Material provided:
-- Opening Marker --

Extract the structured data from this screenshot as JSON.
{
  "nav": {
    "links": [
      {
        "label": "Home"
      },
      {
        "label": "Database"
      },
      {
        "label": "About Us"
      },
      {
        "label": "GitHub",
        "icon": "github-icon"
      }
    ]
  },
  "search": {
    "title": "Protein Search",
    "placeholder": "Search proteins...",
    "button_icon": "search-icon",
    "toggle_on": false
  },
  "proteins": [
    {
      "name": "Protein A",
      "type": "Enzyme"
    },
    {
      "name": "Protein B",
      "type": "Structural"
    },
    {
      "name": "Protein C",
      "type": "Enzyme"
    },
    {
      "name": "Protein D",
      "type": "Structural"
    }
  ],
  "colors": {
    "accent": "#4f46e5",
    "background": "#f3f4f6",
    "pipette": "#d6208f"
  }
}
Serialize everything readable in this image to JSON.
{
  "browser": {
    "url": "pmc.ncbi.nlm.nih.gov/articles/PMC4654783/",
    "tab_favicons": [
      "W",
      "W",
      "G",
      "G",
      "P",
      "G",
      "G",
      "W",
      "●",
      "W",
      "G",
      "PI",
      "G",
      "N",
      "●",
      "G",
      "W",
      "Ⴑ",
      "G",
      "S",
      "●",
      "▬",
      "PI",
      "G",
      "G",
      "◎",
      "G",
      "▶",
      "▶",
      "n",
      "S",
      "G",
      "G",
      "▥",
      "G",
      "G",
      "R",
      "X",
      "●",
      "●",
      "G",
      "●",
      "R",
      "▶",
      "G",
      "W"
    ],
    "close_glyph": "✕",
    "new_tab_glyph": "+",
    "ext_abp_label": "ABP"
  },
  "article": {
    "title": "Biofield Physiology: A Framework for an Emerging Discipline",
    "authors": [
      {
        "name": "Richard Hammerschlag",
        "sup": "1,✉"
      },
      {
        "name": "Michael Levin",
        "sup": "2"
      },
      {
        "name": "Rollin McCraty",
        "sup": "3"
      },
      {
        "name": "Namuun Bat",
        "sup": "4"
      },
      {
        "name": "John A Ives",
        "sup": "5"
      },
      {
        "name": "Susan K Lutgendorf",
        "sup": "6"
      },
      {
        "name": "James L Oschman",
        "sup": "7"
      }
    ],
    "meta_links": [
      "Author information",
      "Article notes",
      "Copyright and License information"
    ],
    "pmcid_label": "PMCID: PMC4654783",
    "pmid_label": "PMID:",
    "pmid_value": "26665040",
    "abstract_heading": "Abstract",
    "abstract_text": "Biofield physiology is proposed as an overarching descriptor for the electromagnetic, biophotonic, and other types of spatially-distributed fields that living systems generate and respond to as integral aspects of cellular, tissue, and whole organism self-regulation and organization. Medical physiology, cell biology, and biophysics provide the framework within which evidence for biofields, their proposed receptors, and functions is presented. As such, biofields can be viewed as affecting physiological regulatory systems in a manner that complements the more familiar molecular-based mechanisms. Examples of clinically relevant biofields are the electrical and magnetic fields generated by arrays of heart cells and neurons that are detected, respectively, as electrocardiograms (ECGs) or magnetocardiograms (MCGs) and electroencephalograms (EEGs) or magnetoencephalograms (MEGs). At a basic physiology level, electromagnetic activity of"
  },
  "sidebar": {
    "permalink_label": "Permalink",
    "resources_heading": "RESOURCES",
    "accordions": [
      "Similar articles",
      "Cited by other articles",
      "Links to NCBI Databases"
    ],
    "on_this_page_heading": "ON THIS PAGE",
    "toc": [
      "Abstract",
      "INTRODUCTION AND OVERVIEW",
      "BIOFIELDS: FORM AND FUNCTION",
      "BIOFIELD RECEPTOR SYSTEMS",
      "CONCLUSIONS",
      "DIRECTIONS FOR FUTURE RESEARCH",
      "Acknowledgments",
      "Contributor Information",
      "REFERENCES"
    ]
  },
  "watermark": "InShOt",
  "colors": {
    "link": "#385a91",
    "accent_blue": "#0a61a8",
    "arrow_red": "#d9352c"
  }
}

-- Closing Marker --

What the task requires:
Your answer should be every line above that contains the word "JSON".

Answer to this exercise:
Extract the structured data from this screenshot as JSON.
Serialize everything readable in this image to JSON.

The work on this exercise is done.